# Page extract:
..........
When Buddha Shakyamuni was in the world, he not only used words to teach, but made an example of himself for all living beings to follow. He let go of all desires, worldly enjoyments, fame and wealth to lead the life of a left-home person. He lived a life of simplicity, purity of mind and body, and happiness. Ordinary people might see this as bitter and miserable, but this is only due to their lack of understanding. One with wisdom would view things differently. The wise would see the Buddha’s life as one of true liberation, happiness and fulfilment. The Buddha does not have useless thoughts, discriminations, attachments, or worries. How at ease he is! He accords with all conditions and emanates wisdom in every thought and action to teach sentient beings in this world.

The Buddha live lives if wisdom, while ordinary people live lives of affliction. Buddha Shakyamuni’s teachings show us how to change afflicted lives into ones of great wisdom. From these teachers, we will learn how to restore the ultimate and complete wisdom and abilities of our self-nature; allowing us to attain true happiness and prosperity. This, is the Buddha’s Education.



In our world today, there are at least four different types of Buddhism. The first is the authentic Buddhism, the education of understanding the true reality of life and the universe originally taught by Buddha Shakyamuni. Unfortunately, the authentic education is rare and difficult to encounter nowadays. The remaining types of Buddhism are more or less distortions of the original teachings.

The second type is the religious Buddhism. Originally, Buddhism was not a religion, but now it has become one. We can no longer deny that there is a Buddhist religion because everywhere we look, especially in Asia, it is displayed as a religion. Unlike the monasteries in the past, which held eight-hour classes per day and provided another eight hours for self-cultivation, today’s Buddhist temples no longer uphold such a perseverance of the Buddha’s Teachings. Today we mainly see people making offerings to the Buddha statues and praying for blessings and fortune. In this way, Buddhism has been wrongly changed into a religion.

The third type of Buddhism is the philosophical study of the Buddha’s teachings. Many universities today offer courses on the study of Buddhist Sutras, considering the teaching as a philosophy. The content of the Buddha’s education is actually a complete university of knowledge and wisdom. Philosophy is only one of its courses. Just as it is wrong to recognize a university as a single course, it is also inappropriate to think of and limit the Buddha’s education to only a philosophy. The Buddha’s education can help us resolve our problems – from family difficulties to the great issue of life and death. The Buddha’s teachings are profound and vast, and teach us the truths of life and the universe. It should not be mistaken as only a philosophy.

The fourth type of Buddhism we see in our world today is the deviant and externalist Buddhism. This is an extremely unfortunate distortion, which only came to be in the past thirty to forty years. Religious Buddhism persuades people to be decent and philosophical Buddhism pursues truth, neither cause much harm to society. However, if Buddhism is changed into a deviant and externalist path, using the weakness of human nature to cheat and harm living beings, disturbing the peace and safety of society, then this conversion has gone too far. The speech and actions of these deviant and external paths can be very attractive and enticing. One should be very careful as not to be misled by these deviant ways or regretting it would be too late.
..........
# Raw data:
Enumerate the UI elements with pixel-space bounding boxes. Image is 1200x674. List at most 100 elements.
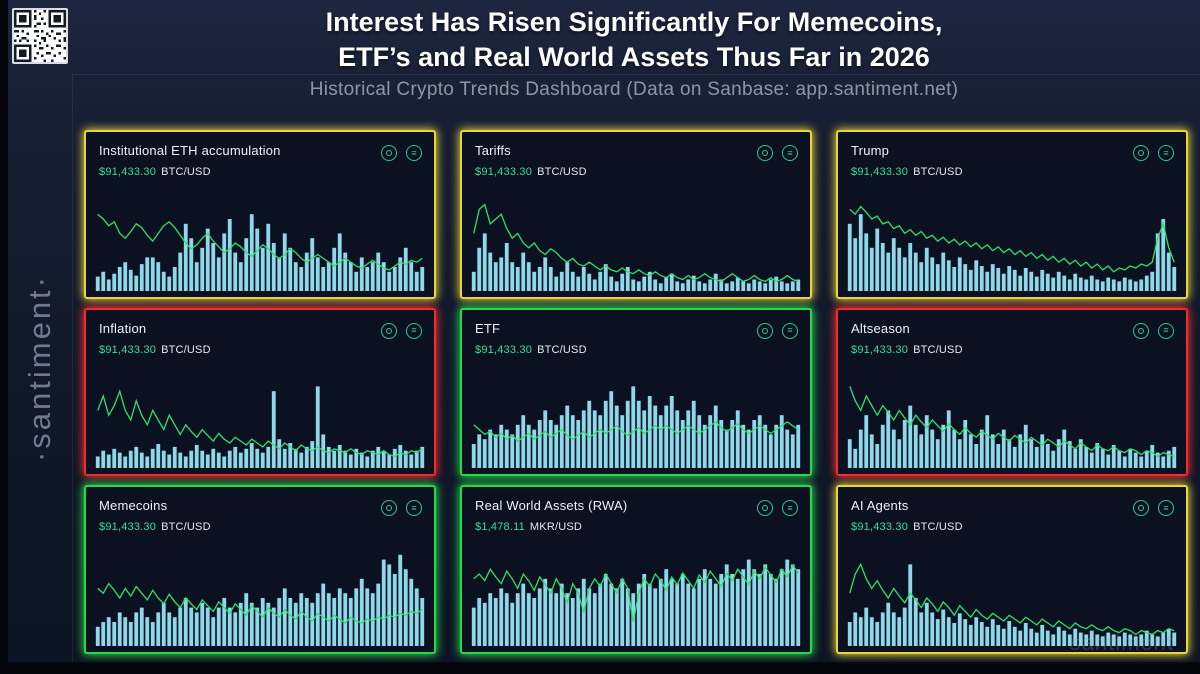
..........
# Written exercise A:
According to the passage on the Buddha's education, how long ago did the fourth type of Buddhism come into being?
# Written exercise B:
Please write what comes next in the passage on the Buddha's education, picking up after its final sentence.

# Right answer A:
Only in the past thirty to forty years.

# Right answer B:
These four types of Buddhism exist in our society today, we should recognize them for what they are and think carefully as to which way is most beneficial to us and the one we will ultimately follow.



Our goal in studying Buddhism is to open up our wisdom; to attain this goal, we cultivate purity of mind. In today’s society, our greatest obstacles are TV, radio, newspapers and magazines – these all contain contents that can pollute our minds. I often persuade people not to read or listen to these things. When our hearts are free from these unneeded afflictions, we can live every day in peace and happiness; thus, allowing our minds to return to purity. With an undeluded mind, one will see matters of life clearer, more deeply and farther than others. This is because a settled and concentrated mind is a mind of wisdom. The key in cultivating the Buddha’s teachings is having a settled and concentrated mind. In practicing the Pure Land method, purity of mind is a foremost importance.

The Infinite Life Sutrateaches us to cultivate purity, equality and enlightenment. Being mindful of the Buddha is cultivating the above, for Buddha Amitabha is purity, equality, and enlightenment. When we recite the Buddha’s name, we are reminded of these qualities.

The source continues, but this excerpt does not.